» Exercise requirements
1/ From the ctx AI backend design notes, quote the passage that begins at the words "ctx compact <input>" and stops after the words "Skill (if applicable)".
2/ Translate the following sentence from the ctx AI backend design notes into Spanish: "Adding a [backends] table follows the existing TOML pattern."
3/ Carry on the ctx AI backend design notes from their final line, keeping the same format and tone.

» Source document
Option 2 — flags on existing commands:

ctx compact <input> --emit <kinds> --use-ai [--backend <name>]
ctx ingest <input> --extract <kinds> [--backend <name>]

Flag	Type	Default	Description
`--backend`	string	(resolved from `.ctxrc` `[backends].default`)	Selects which configured backend to dispatch through
`--endpoint` (setup only)	URL	(per-backend)	Endpoint override at setup time
`--api-key-env` (setup only)	string	(per-backend)	Name of the env-var the backend reads for auth
(additional flags TBD with interface decision)

Skill (if applicable)

TBD. Likely a /ctx-ai-setup companion skill that wraps
ctx setup --backend, but the brief is silent and the
existing ctx setup family already has skills (/ctx-setup,
per-tool variants) that could absorb this. Decide during
implementation.

Implementation

Files to Create/Modify

File	Change
`internal/backend/`	New package. Backend registry, contract types (`Backend`, `Request`, `Response`), per-backend implementations (`vllm.go`, `openai.go`, `anthropic.go`, `ollama.go`, `lmstudio.go`, `openaicompat.go`)
`internal/cli/ai/`	New package (if Option 1). Command surface for the `ai` namespace
`internal/cli/setup/cmd/root/`	Extend with `--backend` handling; templating into `.ctxrc`
`internal/cli/setup/core/backend/`	New subpackage. Setup-time wiring per backend type (env-var templates, downstream-tool config writes)
`internal/rc/`	Add `[backends]` table parsing and validation
`.ctxrc` (project-init template)	Add commented-out `[backends]` skeleton
`internal/assets/context/AGENT_PLAYBOOK.md`	(TBD) note that `ctx ai <verb>` exists and when agents should call it vs. hand-rolling against the AI tool
`docs/recipes/`	New recipe `local-inference-with-vllm.md` (or `ai-backend-setup.md`); the user explicitly carved out recipe-restructuring work, so this is one recipe added, not a recipe-surface rework
`docs/cli/`	New page documenting `ctx ai` (or the chosen flag surface)

Key Functions

TBD pending interface decision. Skeleton contract:

// internal/backend/contract.go
type Backend interface {
 Name() string
 Ping(ctx context.Context) error
 Complete(ctx context.Context, req Request) (Response, error)
}
type Registry interface {
 Register(name string, factory func(cfg Config) (Backend, error))
 Resolve(name string) (Backend, error)
 Default() (Backend, error) // honours .ctxrc [backends].default
}

Helpers to Reuse

internal/cli/setup/ — existing setup family (Claude Code,
OpenCode, Cursor, etc.). The --backend extension follows the
same templating-into-config-files pattern.
internal/rc/ — .ctxrc parsing and validation. Adding a
[backends] table follows the existing TOML pattern.
internal/err/ — typed-string sentinels for backend errors
(per the recent entity.Sentinel convention).
internal/assets/commands/text/errors.yaml — externalised
error strings.

(Bounding box prediction data)
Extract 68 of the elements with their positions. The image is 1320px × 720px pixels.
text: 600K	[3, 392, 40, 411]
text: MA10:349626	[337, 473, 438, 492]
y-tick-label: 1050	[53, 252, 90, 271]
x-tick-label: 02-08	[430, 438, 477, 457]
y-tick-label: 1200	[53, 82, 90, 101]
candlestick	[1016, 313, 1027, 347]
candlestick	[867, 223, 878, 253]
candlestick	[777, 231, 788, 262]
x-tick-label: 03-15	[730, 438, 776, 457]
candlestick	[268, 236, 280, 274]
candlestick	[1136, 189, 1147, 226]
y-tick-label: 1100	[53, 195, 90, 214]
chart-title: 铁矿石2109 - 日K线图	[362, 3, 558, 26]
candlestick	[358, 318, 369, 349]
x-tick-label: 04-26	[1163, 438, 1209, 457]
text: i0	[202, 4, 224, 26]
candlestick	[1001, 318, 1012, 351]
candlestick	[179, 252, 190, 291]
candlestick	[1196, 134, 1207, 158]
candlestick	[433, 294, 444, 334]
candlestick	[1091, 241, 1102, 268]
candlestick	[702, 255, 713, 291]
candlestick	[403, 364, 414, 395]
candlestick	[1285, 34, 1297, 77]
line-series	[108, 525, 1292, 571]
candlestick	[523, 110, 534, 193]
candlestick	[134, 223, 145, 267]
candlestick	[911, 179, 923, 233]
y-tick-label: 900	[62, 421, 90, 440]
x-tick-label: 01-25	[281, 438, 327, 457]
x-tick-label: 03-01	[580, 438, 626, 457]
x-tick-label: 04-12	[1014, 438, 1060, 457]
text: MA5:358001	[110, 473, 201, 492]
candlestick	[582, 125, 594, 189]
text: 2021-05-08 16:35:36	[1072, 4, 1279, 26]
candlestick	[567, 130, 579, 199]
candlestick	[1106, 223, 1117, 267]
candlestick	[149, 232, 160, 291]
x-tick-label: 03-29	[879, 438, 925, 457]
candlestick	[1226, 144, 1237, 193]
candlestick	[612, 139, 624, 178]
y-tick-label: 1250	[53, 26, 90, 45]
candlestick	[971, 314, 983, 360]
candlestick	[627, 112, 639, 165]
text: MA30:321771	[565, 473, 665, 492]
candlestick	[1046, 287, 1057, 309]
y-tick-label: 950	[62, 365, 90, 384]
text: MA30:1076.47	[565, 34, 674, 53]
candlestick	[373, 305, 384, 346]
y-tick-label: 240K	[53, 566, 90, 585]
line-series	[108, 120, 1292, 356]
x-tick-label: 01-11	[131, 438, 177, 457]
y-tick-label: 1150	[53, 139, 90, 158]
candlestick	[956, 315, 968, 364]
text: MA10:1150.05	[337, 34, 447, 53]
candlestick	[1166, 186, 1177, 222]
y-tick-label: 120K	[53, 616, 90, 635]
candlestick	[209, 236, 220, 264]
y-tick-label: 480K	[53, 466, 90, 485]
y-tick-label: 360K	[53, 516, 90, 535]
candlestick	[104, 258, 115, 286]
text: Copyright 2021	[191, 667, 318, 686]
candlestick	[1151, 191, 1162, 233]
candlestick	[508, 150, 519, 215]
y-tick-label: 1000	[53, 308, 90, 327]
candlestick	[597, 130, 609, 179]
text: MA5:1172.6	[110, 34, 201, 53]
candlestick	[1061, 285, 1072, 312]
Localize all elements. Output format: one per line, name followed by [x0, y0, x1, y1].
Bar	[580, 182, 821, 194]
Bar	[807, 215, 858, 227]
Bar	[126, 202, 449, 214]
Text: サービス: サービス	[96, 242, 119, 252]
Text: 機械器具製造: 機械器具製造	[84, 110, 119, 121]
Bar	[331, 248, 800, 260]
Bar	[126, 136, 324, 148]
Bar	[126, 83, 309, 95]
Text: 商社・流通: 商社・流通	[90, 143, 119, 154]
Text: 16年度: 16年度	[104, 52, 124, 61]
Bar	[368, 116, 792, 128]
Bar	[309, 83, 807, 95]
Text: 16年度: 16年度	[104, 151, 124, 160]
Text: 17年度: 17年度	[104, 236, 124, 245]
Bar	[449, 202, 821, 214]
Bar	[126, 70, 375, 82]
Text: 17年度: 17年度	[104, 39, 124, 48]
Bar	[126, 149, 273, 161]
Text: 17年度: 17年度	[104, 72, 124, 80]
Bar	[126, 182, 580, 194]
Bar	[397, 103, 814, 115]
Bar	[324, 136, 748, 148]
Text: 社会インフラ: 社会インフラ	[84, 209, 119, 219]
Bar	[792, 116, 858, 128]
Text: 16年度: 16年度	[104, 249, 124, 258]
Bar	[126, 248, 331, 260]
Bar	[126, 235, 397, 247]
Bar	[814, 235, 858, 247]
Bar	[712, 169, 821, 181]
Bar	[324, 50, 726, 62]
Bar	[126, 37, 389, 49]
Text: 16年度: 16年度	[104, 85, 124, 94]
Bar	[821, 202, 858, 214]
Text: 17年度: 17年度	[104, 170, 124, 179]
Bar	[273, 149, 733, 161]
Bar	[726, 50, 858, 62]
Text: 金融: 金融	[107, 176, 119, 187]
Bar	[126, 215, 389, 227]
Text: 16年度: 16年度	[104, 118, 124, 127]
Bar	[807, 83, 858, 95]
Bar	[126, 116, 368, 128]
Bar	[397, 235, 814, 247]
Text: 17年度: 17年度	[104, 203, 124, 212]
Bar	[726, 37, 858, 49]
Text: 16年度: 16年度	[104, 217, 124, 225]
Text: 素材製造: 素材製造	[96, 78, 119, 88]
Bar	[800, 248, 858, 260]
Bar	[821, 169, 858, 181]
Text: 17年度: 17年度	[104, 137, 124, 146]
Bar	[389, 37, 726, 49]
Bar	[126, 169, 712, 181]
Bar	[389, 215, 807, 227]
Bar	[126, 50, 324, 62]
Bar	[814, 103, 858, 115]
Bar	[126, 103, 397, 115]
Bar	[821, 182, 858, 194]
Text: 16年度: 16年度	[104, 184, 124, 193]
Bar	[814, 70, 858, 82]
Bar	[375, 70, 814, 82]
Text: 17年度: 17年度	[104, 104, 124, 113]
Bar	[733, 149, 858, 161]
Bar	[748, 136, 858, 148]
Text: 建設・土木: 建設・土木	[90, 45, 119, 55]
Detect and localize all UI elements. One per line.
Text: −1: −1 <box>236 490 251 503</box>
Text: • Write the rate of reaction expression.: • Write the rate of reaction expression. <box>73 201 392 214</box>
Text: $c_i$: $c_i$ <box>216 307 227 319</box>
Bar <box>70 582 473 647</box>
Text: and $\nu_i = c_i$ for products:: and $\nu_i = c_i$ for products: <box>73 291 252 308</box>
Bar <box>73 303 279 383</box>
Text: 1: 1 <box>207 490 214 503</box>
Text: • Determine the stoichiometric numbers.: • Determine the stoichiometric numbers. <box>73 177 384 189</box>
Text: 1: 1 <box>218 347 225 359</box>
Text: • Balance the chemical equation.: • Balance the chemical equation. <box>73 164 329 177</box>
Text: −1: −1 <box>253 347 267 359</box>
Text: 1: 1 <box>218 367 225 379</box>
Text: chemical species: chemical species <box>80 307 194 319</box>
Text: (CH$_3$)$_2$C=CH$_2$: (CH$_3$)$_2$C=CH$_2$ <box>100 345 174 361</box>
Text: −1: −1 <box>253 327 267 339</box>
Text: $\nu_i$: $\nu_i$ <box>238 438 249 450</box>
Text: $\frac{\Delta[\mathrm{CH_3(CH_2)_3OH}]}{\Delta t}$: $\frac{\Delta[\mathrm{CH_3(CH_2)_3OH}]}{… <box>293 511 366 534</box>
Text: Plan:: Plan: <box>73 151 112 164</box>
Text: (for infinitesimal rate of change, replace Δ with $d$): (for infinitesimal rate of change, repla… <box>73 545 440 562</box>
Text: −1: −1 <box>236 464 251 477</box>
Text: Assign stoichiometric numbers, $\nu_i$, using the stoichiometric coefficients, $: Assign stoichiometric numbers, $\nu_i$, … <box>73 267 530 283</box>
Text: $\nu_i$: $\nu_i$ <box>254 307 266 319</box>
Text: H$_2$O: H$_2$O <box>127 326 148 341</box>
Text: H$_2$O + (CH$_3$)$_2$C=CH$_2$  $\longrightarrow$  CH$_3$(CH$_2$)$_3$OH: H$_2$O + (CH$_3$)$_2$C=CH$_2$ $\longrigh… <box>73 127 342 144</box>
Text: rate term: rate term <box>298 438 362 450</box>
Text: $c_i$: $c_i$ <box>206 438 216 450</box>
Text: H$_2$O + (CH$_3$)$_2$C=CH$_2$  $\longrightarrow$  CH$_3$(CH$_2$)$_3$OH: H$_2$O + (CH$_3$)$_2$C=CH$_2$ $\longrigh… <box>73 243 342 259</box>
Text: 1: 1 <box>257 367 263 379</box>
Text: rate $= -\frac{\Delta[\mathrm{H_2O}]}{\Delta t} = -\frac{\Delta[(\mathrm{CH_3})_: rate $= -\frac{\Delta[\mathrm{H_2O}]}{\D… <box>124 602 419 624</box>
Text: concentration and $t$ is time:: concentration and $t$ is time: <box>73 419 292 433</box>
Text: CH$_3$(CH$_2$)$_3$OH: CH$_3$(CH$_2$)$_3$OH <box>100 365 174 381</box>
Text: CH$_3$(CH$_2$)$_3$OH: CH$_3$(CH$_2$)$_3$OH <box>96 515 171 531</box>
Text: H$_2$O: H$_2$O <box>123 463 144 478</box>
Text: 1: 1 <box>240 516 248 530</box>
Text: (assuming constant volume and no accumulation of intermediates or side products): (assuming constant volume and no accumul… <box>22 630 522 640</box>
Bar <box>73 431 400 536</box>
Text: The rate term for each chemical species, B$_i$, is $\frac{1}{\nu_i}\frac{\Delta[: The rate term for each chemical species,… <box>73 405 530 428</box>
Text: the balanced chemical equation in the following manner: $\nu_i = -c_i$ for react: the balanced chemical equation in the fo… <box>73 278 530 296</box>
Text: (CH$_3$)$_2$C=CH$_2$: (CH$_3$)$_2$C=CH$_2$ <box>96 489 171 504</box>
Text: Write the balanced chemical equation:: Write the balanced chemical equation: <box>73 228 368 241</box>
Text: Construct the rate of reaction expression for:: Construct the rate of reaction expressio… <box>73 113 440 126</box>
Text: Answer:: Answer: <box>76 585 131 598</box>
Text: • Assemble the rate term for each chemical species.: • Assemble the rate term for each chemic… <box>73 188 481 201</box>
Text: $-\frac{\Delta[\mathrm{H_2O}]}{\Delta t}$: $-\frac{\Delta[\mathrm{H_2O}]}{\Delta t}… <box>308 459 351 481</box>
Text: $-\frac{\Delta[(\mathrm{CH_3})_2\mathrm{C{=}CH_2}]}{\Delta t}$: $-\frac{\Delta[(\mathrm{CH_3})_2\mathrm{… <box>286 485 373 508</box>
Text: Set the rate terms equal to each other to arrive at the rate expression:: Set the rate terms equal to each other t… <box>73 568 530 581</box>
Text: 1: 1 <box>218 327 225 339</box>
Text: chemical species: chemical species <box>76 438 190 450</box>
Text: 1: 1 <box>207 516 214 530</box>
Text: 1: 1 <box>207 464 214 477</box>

» Task-by-task answers
1/
ctx compact <input> --emit <kinds> --use-ai [--backend <name>]
ctx ingest <input> --extract <kinds> [--backend <name>]

Flag	Type	Default	Description
`--backend`	string	(resolved from `.ctxrc` `[backends].default`)	Selects which configured backend to dispatch through
`--endpoint` (setup only)	URL	(per-backend)	Endpoint override at setup time
`--api-key-env` (setup only)	string	(per-backend)	Name of the env-var the backend reads for auth
(additional flags TBD with interface decision)

Skill (if applicable)

2/ Agregar una tabla [backends] sigue el patrón TOML existente.

3/
Configuration

.ctxrc additions (proposed shape — final key names TBD):

[backends]
default = "vllm" # optional; required only if more than one backend is configured
[backends.vllm]
endpoint = "http://localhost:8000"
api_key_env = "" # vllm typically runs without auth; empty means none
timeout = "30s"
default_model = "openai/gpt-oss-120b"
[backends.openai]
endpoint = "https://api.openai.com"
api_key_env = "OPENAI_API_KEY"
timeout = "60s"
default_model = "gpt-4o"

Environment variables: only read from env-vars named in
api_key_env. ctx never writes credentials to .ctxrc.

Testing

Unit: Backend registry resolution (single, multiple, default,
missing); .ctxrc parsing (well-formed, missing required key,
malformed table); error sentinels match expected strings.
Integration: Spin up a fake OpenAI-compatible HTTP server (a
tiny httptest.Server per backend test) and drive each backend's
Ping + one Complete call against it. Verify fail-closed
behaviour when the server returns 401/404/500/timeout.
Edge cases: Backend unreachable; multiple backends without
selector; no backend configured; AI-command-from-deterministic-hook
guard (compile-time or test-time check that ctx agent /
ctx status / canonical hooks do not import internal/backend).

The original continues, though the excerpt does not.